**SET EXERCISE**
Format each line of the material below as a row of a Markdown table with the columns Row and Line, numbering the rows in order and omitting blank lines.

**MATERIAL PROVIDED**
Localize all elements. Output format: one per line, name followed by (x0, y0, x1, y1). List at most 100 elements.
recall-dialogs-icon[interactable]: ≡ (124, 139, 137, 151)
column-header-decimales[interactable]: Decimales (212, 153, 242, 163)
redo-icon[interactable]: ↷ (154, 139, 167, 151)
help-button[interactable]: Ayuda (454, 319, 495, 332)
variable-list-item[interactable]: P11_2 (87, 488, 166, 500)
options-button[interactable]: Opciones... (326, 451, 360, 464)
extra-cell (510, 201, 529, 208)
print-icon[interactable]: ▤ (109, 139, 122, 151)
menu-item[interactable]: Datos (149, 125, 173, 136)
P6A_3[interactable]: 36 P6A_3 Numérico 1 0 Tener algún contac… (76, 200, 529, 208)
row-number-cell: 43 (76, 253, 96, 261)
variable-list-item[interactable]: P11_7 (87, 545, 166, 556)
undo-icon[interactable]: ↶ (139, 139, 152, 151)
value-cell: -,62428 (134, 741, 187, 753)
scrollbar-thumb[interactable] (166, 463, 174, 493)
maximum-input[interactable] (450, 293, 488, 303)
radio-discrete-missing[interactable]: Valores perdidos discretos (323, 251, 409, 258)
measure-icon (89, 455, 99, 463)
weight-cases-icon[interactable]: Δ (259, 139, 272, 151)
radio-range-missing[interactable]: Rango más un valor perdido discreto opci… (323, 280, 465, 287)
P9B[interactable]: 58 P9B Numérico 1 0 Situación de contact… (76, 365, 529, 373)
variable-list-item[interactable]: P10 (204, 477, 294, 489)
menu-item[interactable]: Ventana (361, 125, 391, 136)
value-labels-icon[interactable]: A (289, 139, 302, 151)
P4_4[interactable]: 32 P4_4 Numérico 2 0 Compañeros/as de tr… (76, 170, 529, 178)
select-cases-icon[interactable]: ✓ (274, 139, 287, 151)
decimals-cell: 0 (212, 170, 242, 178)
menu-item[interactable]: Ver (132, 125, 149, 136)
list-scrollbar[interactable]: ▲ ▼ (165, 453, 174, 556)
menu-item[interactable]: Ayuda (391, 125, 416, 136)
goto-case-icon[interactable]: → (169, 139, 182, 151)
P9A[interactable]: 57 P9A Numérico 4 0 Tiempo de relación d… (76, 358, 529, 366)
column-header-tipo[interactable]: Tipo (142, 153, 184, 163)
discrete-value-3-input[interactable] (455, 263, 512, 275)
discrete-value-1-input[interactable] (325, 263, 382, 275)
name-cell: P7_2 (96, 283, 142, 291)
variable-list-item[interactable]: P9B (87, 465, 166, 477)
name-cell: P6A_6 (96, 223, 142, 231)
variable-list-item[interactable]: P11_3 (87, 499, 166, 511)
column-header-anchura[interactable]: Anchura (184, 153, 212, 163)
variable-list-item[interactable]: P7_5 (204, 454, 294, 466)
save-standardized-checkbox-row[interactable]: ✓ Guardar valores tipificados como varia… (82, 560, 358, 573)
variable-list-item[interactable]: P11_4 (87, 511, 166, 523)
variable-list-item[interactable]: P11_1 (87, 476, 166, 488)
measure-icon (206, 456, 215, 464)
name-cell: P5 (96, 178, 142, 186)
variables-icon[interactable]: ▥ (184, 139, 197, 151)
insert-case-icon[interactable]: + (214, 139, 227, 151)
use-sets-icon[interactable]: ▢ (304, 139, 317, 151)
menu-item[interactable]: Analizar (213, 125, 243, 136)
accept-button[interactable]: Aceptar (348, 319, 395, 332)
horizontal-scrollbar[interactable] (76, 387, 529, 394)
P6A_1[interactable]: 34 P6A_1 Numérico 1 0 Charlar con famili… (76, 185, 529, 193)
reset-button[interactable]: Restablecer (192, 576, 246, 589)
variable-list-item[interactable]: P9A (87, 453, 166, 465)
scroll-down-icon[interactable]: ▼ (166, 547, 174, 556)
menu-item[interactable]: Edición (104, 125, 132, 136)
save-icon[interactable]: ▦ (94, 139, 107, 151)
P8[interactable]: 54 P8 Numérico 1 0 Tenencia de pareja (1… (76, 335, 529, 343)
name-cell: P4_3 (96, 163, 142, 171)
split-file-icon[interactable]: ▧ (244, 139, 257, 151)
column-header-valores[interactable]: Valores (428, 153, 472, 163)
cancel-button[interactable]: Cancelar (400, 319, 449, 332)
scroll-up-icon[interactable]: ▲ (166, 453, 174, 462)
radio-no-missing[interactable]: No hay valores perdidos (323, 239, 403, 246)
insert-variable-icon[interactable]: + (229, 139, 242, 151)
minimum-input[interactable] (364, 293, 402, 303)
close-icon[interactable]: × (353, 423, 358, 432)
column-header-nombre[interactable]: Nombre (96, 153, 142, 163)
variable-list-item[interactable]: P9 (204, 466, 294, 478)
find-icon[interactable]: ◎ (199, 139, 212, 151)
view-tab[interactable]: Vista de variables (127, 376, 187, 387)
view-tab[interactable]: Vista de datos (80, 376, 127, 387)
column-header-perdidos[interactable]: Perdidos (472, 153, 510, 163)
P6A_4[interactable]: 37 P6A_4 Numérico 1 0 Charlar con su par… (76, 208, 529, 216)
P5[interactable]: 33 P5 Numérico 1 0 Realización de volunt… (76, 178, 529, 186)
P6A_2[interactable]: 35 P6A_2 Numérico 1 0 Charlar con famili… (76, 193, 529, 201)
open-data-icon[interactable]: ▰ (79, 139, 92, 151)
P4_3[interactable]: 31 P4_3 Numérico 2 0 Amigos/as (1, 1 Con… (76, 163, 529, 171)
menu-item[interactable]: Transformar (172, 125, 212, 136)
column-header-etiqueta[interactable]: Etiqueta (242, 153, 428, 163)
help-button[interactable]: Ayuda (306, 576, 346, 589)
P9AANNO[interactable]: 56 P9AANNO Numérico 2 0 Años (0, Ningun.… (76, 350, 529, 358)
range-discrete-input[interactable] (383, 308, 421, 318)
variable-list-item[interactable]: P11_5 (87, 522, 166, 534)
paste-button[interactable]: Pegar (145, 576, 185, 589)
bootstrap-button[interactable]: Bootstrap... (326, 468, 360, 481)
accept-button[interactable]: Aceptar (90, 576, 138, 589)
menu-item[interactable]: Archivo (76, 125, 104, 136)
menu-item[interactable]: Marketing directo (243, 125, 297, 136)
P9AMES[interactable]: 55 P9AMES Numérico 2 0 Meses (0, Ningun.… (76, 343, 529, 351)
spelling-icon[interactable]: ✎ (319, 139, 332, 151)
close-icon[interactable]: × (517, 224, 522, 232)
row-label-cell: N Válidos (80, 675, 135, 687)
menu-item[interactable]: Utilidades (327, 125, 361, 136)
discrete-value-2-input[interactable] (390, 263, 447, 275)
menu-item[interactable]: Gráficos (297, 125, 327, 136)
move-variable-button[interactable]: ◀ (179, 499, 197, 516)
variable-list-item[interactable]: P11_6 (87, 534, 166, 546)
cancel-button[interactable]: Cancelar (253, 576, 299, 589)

**EXPECTED ANSWER**
| Row | Line |
|---|---|
| 1 | Localize all elements. Output format: one per line, name followed by (x0, y0, x1, y1). List at most 100 elements. |
| 2 | recall-dialogs-icon[interactable]: ≡ (124, 139, 137, 151) |
| 3 | column-header-decimales[interactable]: Decimales (212, 153, 242, 163) |
| 4 | redo-icon[interactable]: ↷ (154, 139, 167, 151) |
| 5 | help-button[interactable]: Ayuda (454, 319, 495, 332) |
| 6 | variable-list-item[interactable]: P11_2 (87, 488, 166, 500) |
| 7 | options-button[interactable]: Opciones... (326, 451, 360, 464) |
| 8 | extra-cell (510, 201, 529, 208) |
| 9 | print-icon[interactable]: ▤ (109, 139, 122, 151) |
| 10 | menu-item[interactable]: Datos (149, 125, 173, 136) |
| 11 | P6A_3[interactable]: 36 P6A_3 Numérico 1 0 Tener algún contac… (76, 200, 529, 208) |
| 12 | row-number-cell: 43 (76, 253, 96, 261) |
| 13 | variable-list-item[interactable]: P11_7 (87, 545, 166, 556) |
| 14 | undo-icon[interactable]: ↶ (139, 139, 152, 151) |
| 15 | value-cell: -,62428 (134, 741, 187, 753) |
| 16 | scrollbar-thumb[interactable] (166, 463, 174, 493) |
| 17 | maximum-input[interactable] (450, 293, 488, 303) |
| 18 | radio-discrete-missing[interactable]: Valores perdidos discretos (323, 251, 409, 258) |
| 19 | measure-icon (89, 455, 99, 463) |
| 20 | weight-cases-icon[interactable]: Δ (259, 139, 272, 151) |
| 21 | radio-range-missing[interactable]: Rango más un valor perdido discreto opci… (323, 280, 465, 287) |
| 22 | P9B[interactable]: 58 P9B Numérico 1 0 Situación de contact… (76, 365, 529, 373) |
| 23 | variable-list-item[interactable]: P10 (204, 477, 294, 489) |
| 24 | menu-item[interactable]: Ventana (361, 125, 391, 136) |
| 25 | value-labels-icon[interactable]: A (289, 139, 302, 151) |
| 26 | P4_4[interactable]: 32 P4_4 Numérico 2 0 Compañeros/as de tr… (76, 170, 529, 178) |
| 27 | select-cases-icon[interactable]: ✓ (274, 139, 287, 151) |
| 28 | decimals-cell: 0 (212, 170, 242, 178) |
| 29 | menu-item[interactable]: Ver (132, 125, 149, 136) |
| 30 | list-scrollbar[interactable]: ▲ ▼ (165, 453, 174, 556) |
| 31 | menu-item[interactable]: Ayuda (391, 125, 416, 136) |
| 32 | goto-case-icon[interactable]: → (169, 139, 182, 151) |
| 33 | P9A[interactable]: 57 P9A Numérico 4 0 Tiempo de relación d… (76, 358, 529, 366) |
| 34 | column-header-tipo[interactable]: Tipo (142, 153, 184, 163) |
| 35 | discrete-value-3-input[interactable] (455, 263, 512, 275) |
| 36 | discrete-value-1-input[interactable] (325, 263, 382, 275) |
| 37 | name-cell: P7_2 (96, 283, 142, 291) |
| 38 | variable-list-item[interactable]: P9B (87, 465, 166, 477) |
| 39 | name-cell: P6A_6 (96, 223, 142, 231) |
| 40 | variable-list-item[interactable]: P11_3 (87, 499, 166, 511) |
| 41 | column-header-anchura[interactable]: Anchura (184, 153, 212, 163) |
| 42 | variable-list-item[interactable]: P7_5 (204, 454, 294, 466) |
| 43 | save-standardized-checkbox-row[interactable]: ✓ Guardar valores tipificados como varia… (82, 560, 358, 573) |
| 44 | variable-list-item[interactable]: P11_4 (87, 511, 166, 523) |
| 45 | variable-list-item[interactable]: P11_1 (87, 476, 166, 488) |
| 46 | measure-icon (206, 456, 215, 464) |
| 47 | name-cell: P5 (96, 178, 142, 186) |
| 48 | variables-icon[interactable]: ▥ (184, 139, 197, 151) |
| 49 | insert-case-icon[interactable]: + (214, 139, 227, 151) |
| 50 | use-sets-icon[interactable]: ▢ (304, 139, 317, 151) |
| 51 | menu-item[interactable]: Analizar (213, 125, 243, 136) |
| 52 | accept-button[interactable]: Aceptar (348, 319, 395, 332) |
| 53 | horizontal-scrollbar[interactable] (76, 387, 529, 394) |
| 54 | P6A_1[interactable]: 34 P6A_1 Numérico 1 0 Charlar con famili… (76, 185, 529, 193) |
| 55 | reset-button[interactable]: Restablecer (192, 576, 246, 589) |
| 56 | variable-list-item[interactable]: P9A (87, 453, 166, 465) |
| 57 | scroll-down-icon[interactable]: ▼ (166, 547, 174, 556) |
| 58 | menu-item[interactable]: Edición (104, 125, 132, 136) |
| 59 | save-icon[interactable]: ▦ (94, 139, 107, 151) |
| 60 | P8[interactable]: 54 P8 Numérico 1 0 Tenencia de pareja (1… (76, 335, 529, 343) |
| 61 | name-cell: P4_3 (96, 163, 142, 171) |
| 62 | split-file-icon[interactable]: ▧ (244, 139, 257, 151) |
| 63 | column-header-valores[interactable]: Valores (428, 153, 472, 163) |
| 64 | cancel-button[interactable]: Cancelar (400, 319, 449, 332) |
| 65 | scroll-up-icon[interactable]: ▲ (166, 453, 174, 462) |
| 66 | radio-no-missing[interactable]: No hay valores perdidos (323, 239, 403, 246) |
| 67 | insert-variable-icon[interactable]: + (229, 139, 242, 151) |
| 68 | minimum-input[interactable] (364, 293, 402, 303) |
| 69 | close-icon[interactable]: × (353, 423, 358, 432) |
| 70 | column-header-nombre[interactable]: Nombre (96, 153, 142, 163) |
| 71 | variable-list-item[interactable]: P9 (204, 466, 294, 478) |
| 72 | find-icon[interactable]: ◎ (199, 139, 212, 151) |
| 73 | view-tab[interactable]: Vista de variables (127, 376, 187, 387) |
| 74 | view-tab[interactable]: Vista de datos (80, 376, 127, 387) |
| 75 | column-header-perdidos[interactable]: Perdidos (472, 153, 510, 163) |
| 76 | P6A_4[interactable]: 37 P6A_4 Numérico 1 0 Charlar con su par… (76, 208, 529, 216) |
| 77 | P5[interactable]: 33 P5 Numérico 1 0 Realización de volunt… (76, 178, 529, 186) |
| 78 | P6A_2[interactable]: 35 P6A_2 Numérico 1 0 Charlar con famili… (76, 193, 529, 201) |
| 79 | open-data-icon[interactable]: ▰ (79, 139, 92, 151) |
| 80 | P4_3[interactable]: 31 P4_3 Numérico 2 0 Amigos/as (1, 1 Con… (76, 163, 529, 171) |
| 81 | menu-item[interactable]: Transformar (172, 125, 212, 136) |
| 82 | column-header-etiqueta[interactable]: Etiqueta (242, 153, 428, 163) |
| 83 | help-button[interactable]: Ayuda (306, 576, 346, 589) |
| 84 | P9AANNO[interactable]: 56 P9AANNO Numérico 2 0 Años (0, Ningun.… (76, 350, 529, 358) |
| 85 | range-discrete-input[interactable] (383, 308, 421, 318) |
| 86 | variable-list-item[interactable]: P11_5 (87, 522, 166, 534) |
| 87 | paste-button[interactable]: Pegar (145, 576, 185, 589) |
| 88 | bootstrap-button[interactable]: Bootstrap... (326, 468, 360, 481) |
| 89 | accept-button[interactable]: Aceptar (90, 576, 138, 589) |
| 90 | menu-item[interactable]: Archivo (76, 125, 104, 136) |
| 91 | menu-item[interactable]: Marketing directo (243, 125, 297, 136) |
| 92 | P9AMES[interactable]: 55 P9AMES Numérico 2 0 Meses (0, Ningun.… (76, 343, 529, 351) |
| 93 | spelling-icon[interactable]: ✎ (319, 139, 332, 151) |
| 94 | close-icon[interactable]: × (517, 224, 522, 232) |
| 95 | row-label-cell: N Válidos (80, 675, 135, 687) |
| 96 | menu-item[interactable]: Utilidades (327, 125, 361, 136) |
| 97 | discrete-value-2-input[interactable] (390, 263, 447, 275) |
| 98 | menu-item[interactable]: Gráficos (297, 125, 327, 136) |
| 99 | move-variable-button[interactable]: ◀ (179, 499, 197, 516) |
| 100 | variable-list-item[interactable]: P11_6 (87, 534, 166, 546) |
| 101 | cancel-button[interactable]: Cancelar (253, 576, 299, 589) |